* **Your task**
Collect every line that includes the string "study".

* **Records that describe figures**
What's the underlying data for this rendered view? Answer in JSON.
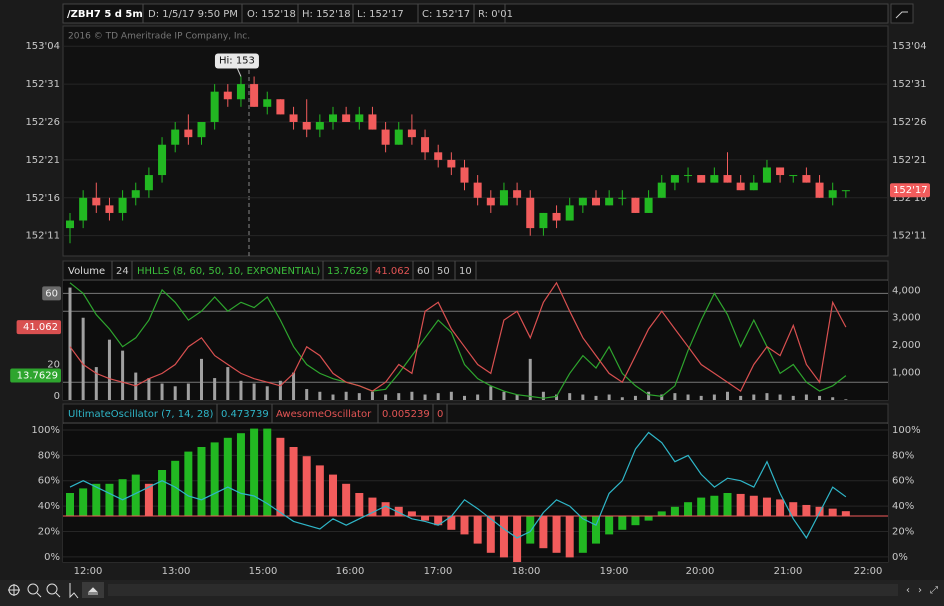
{
  "toolbar": {
    "symbol": "/ZBH7 5 d 5m",
    "date": "D: 1/5/17 9:50 PM",
    "open": "O: 152'18",
    "high": "H: 152'18",
    "low": "L: 152'17",
    "close": "C: 152'17",
    "range": "R: 0'01"
  },
  "chart_data": [
    {
      "type": "candlestick",
      "watermark": "2016 © TD Ameritrade IP Company, Inc.",
      "annotation": "Hi: 153",
      "last_price": {
        "value": 152.53125,
        "label": "152'17"
      },
      "ylim": [
        152.26,
        153.2
      ],
      "yticks": [
        {
          "value": 152.34375,
          "label": "152'11"
        },
        {
          "value": 152.5,
          "label": "152'16"
        },
        {
          "value": 152.65625,
          "label": "152'21"
        },
        {
          "value": 152.8125,
          "label": "152'26"
        },
        {
          "value": 152.96875,
          "label": "152'31"
        },
        {
          "value": 153.125,
          "label": "153'04"
        }
      ],
      "up_color": "#22b822",
      "down_color": "#f25c5c",
      "open": [
        152.375,
        152.40625,
        152.5,
        152.46875,
        152.4375,
        152.5,
        152.53125,
        152.59375,
        152.71875,
        152.78125,
        152.75,
        152.8125,
        152.9375,
        152.90625,
        152.96875,
        152.875,
        152.90625,
        152.84375,
        152.8125,
        152.78125,
        152.8125,
        152.84375,
        152.8125,
        152.84375,
        152.78125,
        152.71875,
        152.78125,
        152.75,
        152.6875,
        152.65625,
        152.625,
        152.5625,
        152.5,
        152.46875,
        152.53125,
        152.5,
        152.375,
        152.4375,
        152.40625,
        152.46875,
        152.5,
        152.46875,
        152.5,
        152.5,
        152.4375,
        152.5,
        152.5625,
        152.59375,
        152.59375,
        152.5625,
        152.59375,
        152.5625,
        152.53125,
        152.5625,
        152.625,
        152.59375,
        152.59375,
        152.5625,
        152.5,
        152.53125
      ],
      "high": [
        152.4375,
        152.53125,
        152.5625,
        152.5,
        152.53125,
        152.5625,
        152.625,
        152.75,
        152.8125,
        152.84375,
        152.8125,
        152.96875,
        152.96875,
        153,
        153,
        152.9375,
        152.90625,
        152.875,
        152.90625,
        152.84375,
        152.875,
        152.875,
        152.875,
        152.875,
        152.8125,
        152.8125,
        152.84375,
        152.78125,
        152.71875,
        152.6875,
        152.65625,
        152.59375,
        152.53125,
        152.5625,
        152.5625,
        152.53125,
        152.4375,
        152.46875,
        152.5,
        152.5,
        152.53125,
        152.53125,
        152.53125,
        152.5,
        152.53125,
        152.59375,
        152.59375,
        152.625,
        152.59375,
        152.625,
        152.6875,
        152.59375,
        152.59375,
        152.65625,
        152.625,
        152.59375,
        152.625,
        152.59375,
        152.5625,
        152.53125
      ],
      "low": [
        152.3125,
        152.375,
        152.4375,
        152.40625,
        152.40625,
        152.46875,
        152.5,
        152.5625,
        152.6875,
        152.71875,
        152.71875,
        152.78125,
        152.875,
        152.875,
        152.875,
        152.84375,
        152.84375,
        152.78125,
        152.75,
        152.75,
        152.78125,
        152.8125,
        152.78125,
        152.78125,
        152.6875,
        152.71875,
        152.71875,
        152.65625,
        152.625,
        152.59375,
        152.53125,
        152.46875,
        152.4375,
        152.46875,
        152.46875,
        152.34375,
        152.34375,
        152.375,
        152.40625,
        152.4375,
        152.46875,
        152.46875,
        152.46875,
        152.4375,
        152.4375,
        152.5,
        152.53125,
        152.5625,
        152.5625,
        152.5625,
        152.5625,
        152.53125,
        152.53125,
        152.5625,
        152.5625,
        152.5625,
        152.5625,
        152.5,
        152.46875,
        152.5
      ],
      "close": [
        152.40625,
        152.5,
        152.46875,
        152.4375,
        152.5,
        152.53125,
        152.59375,
        152.71875,
        152.78125,
        152.75,
        152.8125,
        152.9375,
        152.90625,
        152.96875,
        152.875,
        152.90625,
        152.84375,
        152.8125,
        152.78125,
        152.8125,
        152.84375,
        152.8125,
        152.84375,
        152.78125,
        152.71875,
        152.78125,
        152.75,
        152.6875,
        152.65625,
        152.625,
        152.5625,
        152.5,
        152.46875,
        152.53125,
        152.5,
        152.375,
        152.4375,
        152.40625,
        152.46875,
        152.5,
        152.46875,
        152.5,
        152.5,
        152.4375,
        152.5,
        152.5625,
        152.59375,
        152.59375,
        152.5625,
        152.59375,
        152.5625,
        152.53125,
        152.5625,
        152.625,
        152.59375,
        152.59375,
        152.5625,
        152.5,
        152.53125,
        152.53125
      ]
    },
    {
      "type": "volume-study",
      "title": "Volume",
      "study": "HHLLS (8, 60, 50, 10, EXPONENTIAL)",
      "volume": {
        "color": "#a0a0a0",
        "values": [
          4100,
          3000,
          1200,
          2200,
          1800,
          1000,
          800,
          600,
          500,
          600,
          1500,
          800,
          1200,
          700,
          600,
          500,
          700,
          1000,
          400,
          300,
          200,
          300,
          250,
          300,
          200,
          250,
          300,
          200,
          250,
          300,
          150,
          200,
          500,
          300,
          200,
          1500,
          300,
          200,
          250,
          200,
          150,
          200,
          100,
          150,
          300,
          200,
          250,
          200,
          150,
          200,
          300,
          150,
          200,
          250,
          200,
          150,
          200,
          150,
          100,
          24
        ]
      },
      "hhlls_high": {
        "color": "#2ea52e",
        "values": [
          66,
          60,
          48,
          40,
          30,
          35,
          45,
          62,
          55,
          45,
          50,
          58,
          50,
          55,
          52,
          58,
          45,
          30,
          20,
          15,
          12,
          10,
          8,
          5,
          6,
          15,
          25,
          35,
          45,
          38,
          20,
          12,
          8,
          5,
          3,
          2,
          1,
          2,
          15,
          25,
          18,
          30,
          15,
          8,
          3,
          2,
          8,
          28,
          45,
          60,
          48,
          30,
          45,
          30,
          15,
          20,
          10,
          5,
          8,
          13.7629
        ]
      },
      "hhlls_low": {
        "color": "#d95050",
        "values": [
          30,
          20,
          15,
          12,
          10,
          8,
          12,
          15,
          20,
          30,
          35,
          25,
          20,
          15,
          12,
          10,
          8,
          15,
          30,
          25,
          15,
          10,
          8,
          5,
          10,
          20,
          15,
          50,
          55,
          40,
          30,
          20,
          15,
          45,
          50,
          35,
          55,
          66,
          50,
          35,
          25,
          15,
          10,
          25,
          40,
          50,
          40,
          30,
          20,
          15,
          10,
          5,
          20,
          30,
          25,
          42,
          20,
          10,
          55,
          41.062
        ]
      },
      "levels": [
        60,
        50,
        10
      ],
      "ylim": [
        0,
        4340
      ],
      "yticks": [
        {
          "value": 1000,
          "label": "1,000"
        },
        {
          "value": 2000,
          "label": "2,000"
        },
        {
          "value": 3000,
          "label": "3,000"
        },
        {
          "value": 4000,
          "label": "4,000"
        }
      ],
      "y2lim": [
        0,
        67
      ],
      "y2ticks": [
        0,
        20
      ]
    },
    {
      "type": "oscillator",
      "uo": {
        "name": "UltimateOscillator (7, 14, 28)",
        "color": "#2fb6c8",
        "values": [
          0.55,
          0.6,
          0.55,
          0.5,
          0.45,
          0.5,
          0.55,
          0.6,
          0.55,
          0.48,
          0.45,
          0.5,
          0.55,
          0.5,
          0.48,
          0.42,
          0.35,
          0.28,
          0.25,
          0.22,
          0.3,
          0.25,
          0.3,
          0.35,
          0.4,
          0.35,
          0.3,
          0.28,
          0.25,
          0.32,
          0.45,
          0.38,
          0.3,
          0.22,
          0.15,
          0.2,
          0.35,
          0.45,
          0.4,
          0.3,
          0.25,
          0.5,
          0.6,
          0.85,
          0.98,
          0.9,
          0.75,
          0.8,
          0.65,
          0.55,
          0.62,
          0.6,
          0.55,
          0.75,
          0.5,
          0.3,
          0.15,
          0.35,
          0.55,
          0.473739
        ]
      },
      "ao": {
        "name": "AwesomeOscillator",
        "up_color": "#22b822",
        "down_color": "#f25c5c",
        "values": [
          0.025,
          0.03,
          0.035,
          0.035,
          0.04,
          0.045,
          0.035,
          0.05,
          0.06,
          0.07,
          0.075,
          0.08,
          0.085,
          0.09,
          0.095,
          0.095,
          0.085,
          0.075,
          0.065,
          0.055,
          0.045,
          0.035,
          0.025,
          0.02,
          0.015,
          0.01,
          0.005,
          -0.005,
          -0.01,
          -0.015,
          -0.02,
          -0.03,
          -0.04,
          -0.045,
          -0.05,
          -0.03,
          -0.035,
          -0.04,
          -0.045,
          -0.04,
          -0.03,
          -0.02,
          -0.015,
          -0.01,
          -0.005,
          0.005,
          0.01,
          0.015,
          0.02,
          0.022,
          0.025,
          0.024,
          0.022,
          0.02,
          0.018,
          0.015,
          0.012,
          0.01,
          0.008,
          0.005239
        ]
      },
      "ao_signal": 0,
      "ylim": [
        -0.04,
        1.047
      ],
      "yticks": [
        {
          "value": 0,
          "label": "0%"
        },
        {
          "value": 0.2,
          "label": "20%"
        },
        {
          "value": 0.4,
          "label": "40%"
        },
        {
          "value": 0.6,
          "label": "60%"
        },
        {
          "value": 0.8,
          "label": "80%"
        },
        {
          "value": 1,
          "label": "100%"
        }
      ],
      "y2lim": [
        -0.05,
        0.1
      ]
    }
  ],
  "x_axis": {
    "labels": [
      "12:00",
      "13:00",
      "15:00",
      "16:00",
      "17:00",
      "18:00",
      "19:00",
      "20:00",
      "21:00",
      "22:00"
    ]
  }
}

* **Problem solution**
      "type": "volume-study",
      "study": "HHLLS (8, 60, 50, 10, EXPONENTIAL)",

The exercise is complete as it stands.